--- BEGIN SUPPLIED INFORMATION ---

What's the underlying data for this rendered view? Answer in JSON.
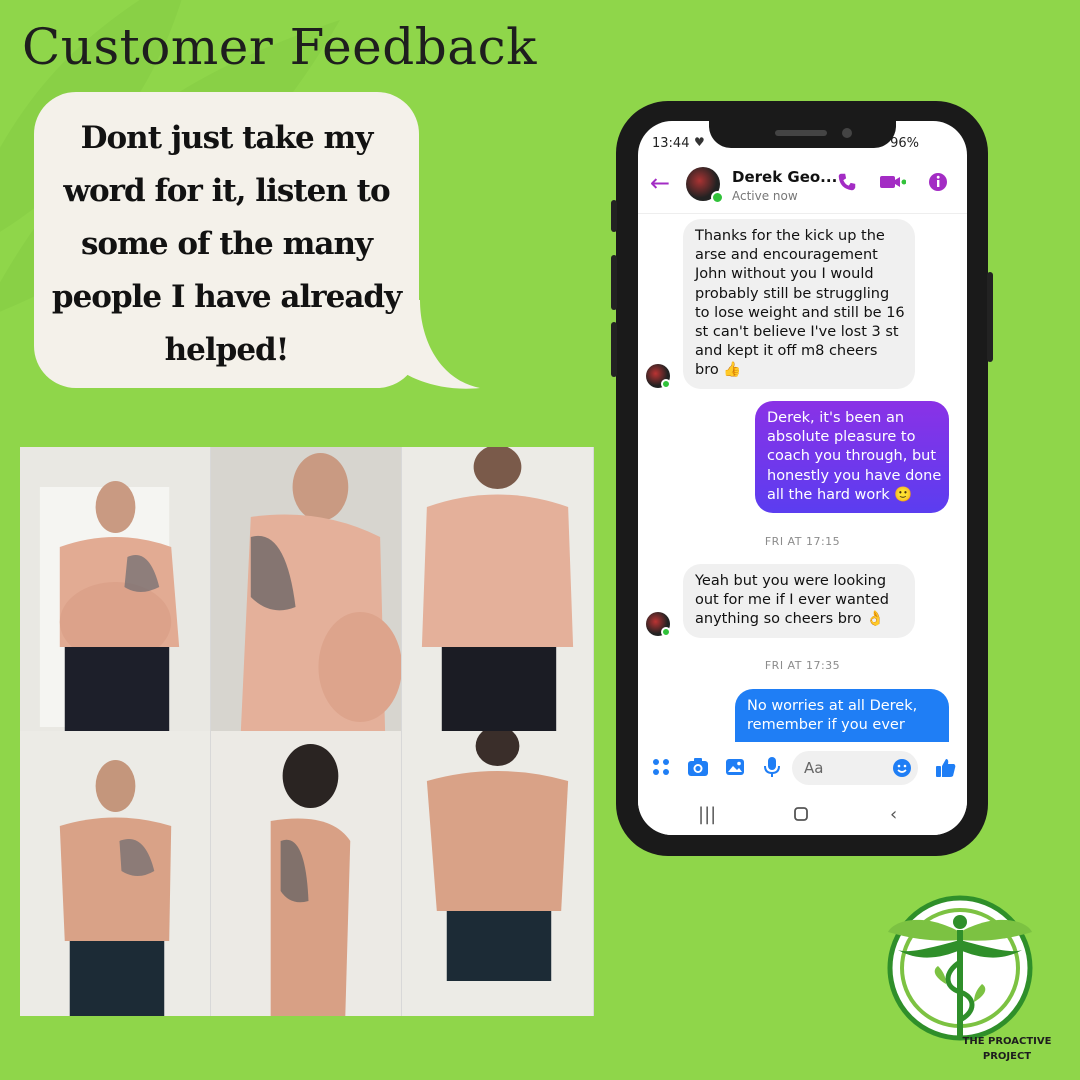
{
  "page": {
    "title": "Customer Feedback",
    "quote_lines": [
      "Dont just take my",
      "word for it, listen to",
      "some of the many",
      "people I have already",
      "helped!"
    ],
    "background_color": "#8fd64a"
  },
  "photos": {
    "before": [
      "before-front",
      "before-side",
      "before-back"
    ],
    "after": [
      "after-front",
      "after-side",
      "after-back"
    ]
  },
  "phone": {
    "status": {
      "time": "13:44",
      "battery": "96%"
    },
    "header": {
      "name": "Derek Geo...",
      "status": "Active now",
      "accent": "#a32cc4"
    },
    "messages": [
      {
        "from": "contact",
        "lines": [
          "Thanks for the kick up the",
          "arse and encouragement",
          "John without you I would",
          "probably still be struggling",
          "to lose weight and still be 16",
          "st can't believe I've lost 3 st",
          "and kept it off    m8 cheers",
          "bro 👍"
        ]
      },
      {
        "from": "me",
        "lines": [
          "Derek, it's been an",
          "absolute pleasure to",
          "coach you through, but",
          "honestly you have done",
          "all the hard work 🙂"
        ]
      },
      {
        "timestamp": "FRI AT 17:15"
      },
      {
        "from": "contact",
        "lines": [
          "Yeah but you were looking",
          "out for me if I ever wanted",
          "anything so cheers bro 👌"
        ]
      },
      {
        "timestamp": "FRI AT 17:35"
      },
      {
        "from": "me",
        "lines": [
          "No worries at all Derek,",
          "remember if you ever"
        ]
      }
    ],
    "composer": {
      "placeholder": "Aa"
    }
  },
  "logo": {
    "line1": "THE PROACTIVE",
    "line2": "PROJECT",
    "color": "#2f8f2a"
  }
}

--- END SUPPLIED INFORMATION ---

Copy every line of the data exactly as written, excluding the pictures.

What's the underlying data for this rendered view? Answer in JSON.
{
  "page": {
    "title": "Customer Feedback",
    "quote_lines": [
      "Dont just take my",
      "word for it, listen to",
      "some of the many",
      "people I have already",
      "helped!"
    ],
    "background_color": "#8fd64a"
  },
  "photos": {
    "before": [
      "before-front",
      "before-side",
      "before-back"
    ],
    "after": [
      "after-front",
      "after-side",
      "after-back"
    ]
  },
  "phone": {
    "status": {
      "time": "13:44",
      "battery": "96%"
    },
    "header": {
      "name": "Derek Geo...",
      "status": "Active now",
      "accent": "#a32cc4"
    },
    "messages": [
      {
        "from": "contact",
        "lines": [
          "Thanks for the kick up the",
          "arse and encouragement",
          "John without you I would",
          "probably still be struggling",
          "to lose weight and still be 16",
          "st can't believe I've lost 3 st",
          "and kept it off    m8 cheers",
          "bro 👍"
        ]
      },
      {
        "from": "me",
        "lines": [
          "Derek, it's been an",
          "absolute pleasure to",
          "coach you through, but",
          "honestly you have done",
          "all the hard work 🙂"
        ]
      },
      {
        "timestamp": "FRI AT 17:15"
      },
      {
        "from": "contact",
        "lines": [
          "Yeah but you were looking",
          "out for me if I ever wanted",
          "anything so cheers bro 👌"
        ]
      },
      {
        "timestamp": "FRI AT 17:35"
      },
      {
        "from": "me",
        "lines": [
          "No worries at all Derek,",
          "remember if you ever"
        ]
      }
    ],
    "composer": {
      "placeholder": "Aa"
    }
  },
  "logo": {
    "line1": "THE PROACTIVE",
    "line2": "PROJECT",
    "color": "#2f8f2a"
  }
}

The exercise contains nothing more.